Task requirements: Reproduce the records below in full and word for word, excluding pictures.

┌────────

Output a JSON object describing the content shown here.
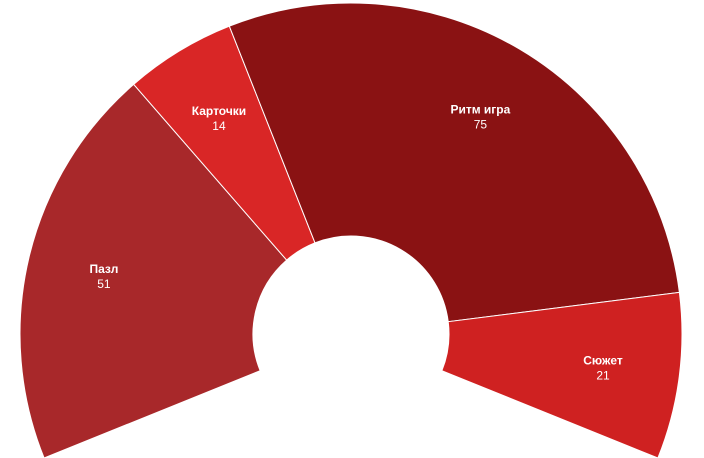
{
  "chart_data": {
    "type": "pie",
    "variant": "semi-donut",
    "categories": [
      "Пазл",
      "Карточки",
      "Ритм игра",
      "Сюжет"
    ],
    "values": [
      51,
      14,
      75,
      21
    ],
    "colors": [
      "#a8282a",
      "#d92626",
      "#8a1213",
      "#cf2121"
    ],
    "legend": "none",
    "data_labels": true
  }
}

└────────

Answer for this exercise:
Output a JSON object describing the content shown here.
{
  "chart_data": {
    "type": "pie",
    "variant": "semi-donut",
    "categories": [
      "Пазл",
      "Карточки",
      "Ритм игра",
      "Сюжет"
    ],
    "values": [
      51,
      14,
      75,
      21
    ],
    "colors": [
      "#a8282a",
      "#d92626",
      "#8a1213",
      "#cf2121"
    ],
    "legend": "none",
    "data_labels": true
  }
}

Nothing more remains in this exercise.